**Short problem:**
Please report every line from the material that contains the word "name".

= = =

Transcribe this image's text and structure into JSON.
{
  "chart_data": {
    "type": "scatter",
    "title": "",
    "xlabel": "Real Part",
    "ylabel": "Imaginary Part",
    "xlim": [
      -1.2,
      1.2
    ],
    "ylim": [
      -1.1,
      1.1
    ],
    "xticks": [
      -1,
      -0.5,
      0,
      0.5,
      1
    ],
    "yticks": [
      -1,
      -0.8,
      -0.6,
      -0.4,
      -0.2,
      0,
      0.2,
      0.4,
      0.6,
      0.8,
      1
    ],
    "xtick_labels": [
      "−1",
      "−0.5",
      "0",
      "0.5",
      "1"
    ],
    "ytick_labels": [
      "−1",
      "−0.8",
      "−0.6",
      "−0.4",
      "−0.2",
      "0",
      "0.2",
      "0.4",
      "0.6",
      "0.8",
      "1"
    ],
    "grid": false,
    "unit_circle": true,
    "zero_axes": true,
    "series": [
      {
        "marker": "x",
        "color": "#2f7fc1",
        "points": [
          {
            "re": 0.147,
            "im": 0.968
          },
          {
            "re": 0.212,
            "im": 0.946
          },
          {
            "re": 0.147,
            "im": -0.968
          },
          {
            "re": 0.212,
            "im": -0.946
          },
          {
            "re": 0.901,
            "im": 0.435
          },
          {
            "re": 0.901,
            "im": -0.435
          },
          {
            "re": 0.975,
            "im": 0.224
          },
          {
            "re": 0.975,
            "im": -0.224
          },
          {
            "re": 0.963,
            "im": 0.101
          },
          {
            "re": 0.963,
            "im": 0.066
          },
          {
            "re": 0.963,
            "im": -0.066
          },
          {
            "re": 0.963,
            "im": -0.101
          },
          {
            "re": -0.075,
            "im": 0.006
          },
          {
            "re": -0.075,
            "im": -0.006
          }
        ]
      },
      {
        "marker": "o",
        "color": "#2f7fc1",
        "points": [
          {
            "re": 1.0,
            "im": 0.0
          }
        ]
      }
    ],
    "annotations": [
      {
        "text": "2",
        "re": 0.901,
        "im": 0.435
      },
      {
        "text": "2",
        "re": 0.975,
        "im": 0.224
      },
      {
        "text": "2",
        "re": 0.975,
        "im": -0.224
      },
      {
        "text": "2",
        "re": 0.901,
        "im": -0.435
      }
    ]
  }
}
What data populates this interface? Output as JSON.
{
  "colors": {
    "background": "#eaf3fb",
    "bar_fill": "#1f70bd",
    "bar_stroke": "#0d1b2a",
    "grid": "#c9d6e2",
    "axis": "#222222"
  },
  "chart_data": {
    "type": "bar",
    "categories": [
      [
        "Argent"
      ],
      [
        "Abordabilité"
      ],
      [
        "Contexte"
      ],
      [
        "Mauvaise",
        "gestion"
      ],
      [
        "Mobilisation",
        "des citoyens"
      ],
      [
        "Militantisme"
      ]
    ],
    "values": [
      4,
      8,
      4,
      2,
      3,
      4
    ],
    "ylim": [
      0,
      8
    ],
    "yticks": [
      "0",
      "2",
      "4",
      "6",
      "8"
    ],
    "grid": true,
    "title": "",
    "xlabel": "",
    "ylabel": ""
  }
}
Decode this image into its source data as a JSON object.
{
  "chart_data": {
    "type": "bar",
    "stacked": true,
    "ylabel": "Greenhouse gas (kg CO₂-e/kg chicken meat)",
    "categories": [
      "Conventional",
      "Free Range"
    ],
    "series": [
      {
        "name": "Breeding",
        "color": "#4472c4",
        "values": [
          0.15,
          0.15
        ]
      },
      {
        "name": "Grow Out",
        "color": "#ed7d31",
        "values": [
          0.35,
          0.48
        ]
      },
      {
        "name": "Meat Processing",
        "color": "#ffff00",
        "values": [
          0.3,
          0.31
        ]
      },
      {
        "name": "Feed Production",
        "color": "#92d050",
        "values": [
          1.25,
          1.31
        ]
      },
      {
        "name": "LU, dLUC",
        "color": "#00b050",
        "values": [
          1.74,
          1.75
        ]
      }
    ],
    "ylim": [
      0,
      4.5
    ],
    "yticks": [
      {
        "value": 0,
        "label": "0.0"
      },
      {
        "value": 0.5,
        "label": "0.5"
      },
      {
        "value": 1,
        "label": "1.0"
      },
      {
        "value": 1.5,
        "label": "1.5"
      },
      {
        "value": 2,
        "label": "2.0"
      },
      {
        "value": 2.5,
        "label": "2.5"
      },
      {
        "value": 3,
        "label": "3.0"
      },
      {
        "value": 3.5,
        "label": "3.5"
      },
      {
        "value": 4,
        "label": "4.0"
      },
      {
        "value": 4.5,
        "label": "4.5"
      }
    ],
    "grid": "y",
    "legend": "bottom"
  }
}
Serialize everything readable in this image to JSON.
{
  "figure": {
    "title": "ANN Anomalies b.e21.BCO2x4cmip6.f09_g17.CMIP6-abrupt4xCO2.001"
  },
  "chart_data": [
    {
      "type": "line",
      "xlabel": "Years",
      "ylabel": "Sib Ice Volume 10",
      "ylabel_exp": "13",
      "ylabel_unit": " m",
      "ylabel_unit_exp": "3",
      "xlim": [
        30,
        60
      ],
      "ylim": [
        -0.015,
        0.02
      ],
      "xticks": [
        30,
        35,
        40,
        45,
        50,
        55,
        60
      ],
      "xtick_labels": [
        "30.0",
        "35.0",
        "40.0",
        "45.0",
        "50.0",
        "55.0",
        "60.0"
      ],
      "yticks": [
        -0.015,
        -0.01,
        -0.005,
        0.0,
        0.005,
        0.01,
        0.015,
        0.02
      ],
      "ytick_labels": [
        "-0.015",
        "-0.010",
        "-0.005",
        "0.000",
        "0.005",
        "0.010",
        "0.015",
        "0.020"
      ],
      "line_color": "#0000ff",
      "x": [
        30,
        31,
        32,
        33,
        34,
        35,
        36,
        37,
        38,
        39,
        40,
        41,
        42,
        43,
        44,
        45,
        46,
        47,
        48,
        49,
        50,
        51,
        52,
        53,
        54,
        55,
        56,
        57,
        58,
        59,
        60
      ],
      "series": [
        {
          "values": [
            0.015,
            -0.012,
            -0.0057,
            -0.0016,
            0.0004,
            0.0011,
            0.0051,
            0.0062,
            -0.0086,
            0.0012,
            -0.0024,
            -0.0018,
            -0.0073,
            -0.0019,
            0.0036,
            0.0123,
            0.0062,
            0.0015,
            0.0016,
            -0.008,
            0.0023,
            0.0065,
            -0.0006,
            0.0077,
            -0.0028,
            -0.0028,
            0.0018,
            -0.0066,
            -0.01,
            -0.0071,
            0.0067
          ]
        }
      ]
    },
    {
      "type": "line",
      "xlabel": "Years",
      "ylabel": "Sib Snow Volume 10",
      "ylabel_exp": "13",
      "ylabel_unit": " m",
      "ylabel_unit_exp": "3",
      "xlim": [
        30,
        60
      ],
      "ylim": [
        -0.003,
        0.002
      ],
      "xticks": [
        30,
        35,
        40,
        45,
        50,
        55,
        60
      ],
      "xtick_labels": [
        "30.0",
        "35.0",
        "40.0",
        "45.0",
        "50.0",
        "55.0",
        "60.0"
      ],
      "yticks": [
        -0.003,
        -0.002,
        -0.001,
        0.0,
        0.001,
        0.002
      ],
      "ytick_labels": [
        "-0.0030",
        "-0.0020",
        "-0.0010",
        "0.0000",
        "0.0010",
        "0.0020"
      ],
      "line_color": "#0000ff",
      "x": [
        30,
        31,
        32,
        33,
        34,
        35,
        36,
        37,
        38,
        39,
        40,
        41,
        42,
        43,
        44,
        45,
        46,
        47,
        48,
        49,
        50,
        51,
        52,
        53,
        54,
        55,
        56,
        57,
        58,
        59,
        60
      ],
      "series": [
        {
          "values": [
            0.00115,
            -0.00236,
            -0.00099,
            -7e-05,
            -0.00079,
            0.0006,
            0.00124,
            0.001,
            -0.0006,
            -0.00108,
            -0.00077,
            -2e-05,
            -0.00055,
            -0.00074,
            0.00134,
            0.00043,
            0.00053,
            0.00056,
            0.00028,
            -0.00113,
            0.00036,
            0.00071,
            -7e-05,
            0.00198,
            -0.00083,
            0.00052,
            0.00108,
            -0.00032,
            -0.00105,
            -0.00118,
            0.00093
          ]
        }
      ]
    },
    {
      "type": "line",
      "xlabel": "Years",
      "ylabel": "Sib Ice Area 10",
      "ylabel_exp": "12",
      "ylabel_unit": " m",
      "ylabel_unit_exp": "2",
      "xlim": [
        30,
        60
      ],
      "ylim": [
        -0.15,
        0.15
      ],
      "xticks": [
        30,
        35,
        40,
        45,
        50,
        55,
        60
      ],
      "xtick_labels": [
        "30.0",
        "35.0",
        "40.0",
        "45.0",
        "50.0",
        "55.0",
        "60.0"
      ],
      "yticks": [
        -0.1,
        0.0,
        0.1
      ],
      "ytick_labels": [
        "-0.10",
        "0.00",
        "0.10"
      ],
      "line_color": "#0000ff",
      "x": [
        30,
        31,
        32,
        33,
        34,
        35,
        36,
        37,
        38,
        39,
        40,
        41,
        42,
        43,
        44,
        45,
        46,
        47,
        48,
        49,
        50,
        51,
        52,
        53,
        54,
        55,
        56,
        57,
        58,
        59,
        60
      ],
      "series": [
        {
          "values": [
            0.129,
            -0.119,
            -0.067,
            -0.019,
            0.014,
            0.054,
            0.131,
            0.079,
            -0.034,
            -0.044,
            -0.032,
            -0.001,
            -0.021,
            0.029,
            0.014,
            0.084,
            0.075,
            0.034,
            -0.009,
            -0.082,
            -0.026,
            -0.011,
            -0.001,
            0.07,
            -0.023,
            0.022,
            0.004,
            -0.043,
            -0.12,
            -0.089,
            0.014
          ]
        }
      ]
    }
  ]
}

= = =

**Answer to the exercise:**
        "name": "Breeding",
        "name": "Grow Out",
        "name": "Meat Processing",
        "name": "Feed Production",
        "name": "LU, dLUC",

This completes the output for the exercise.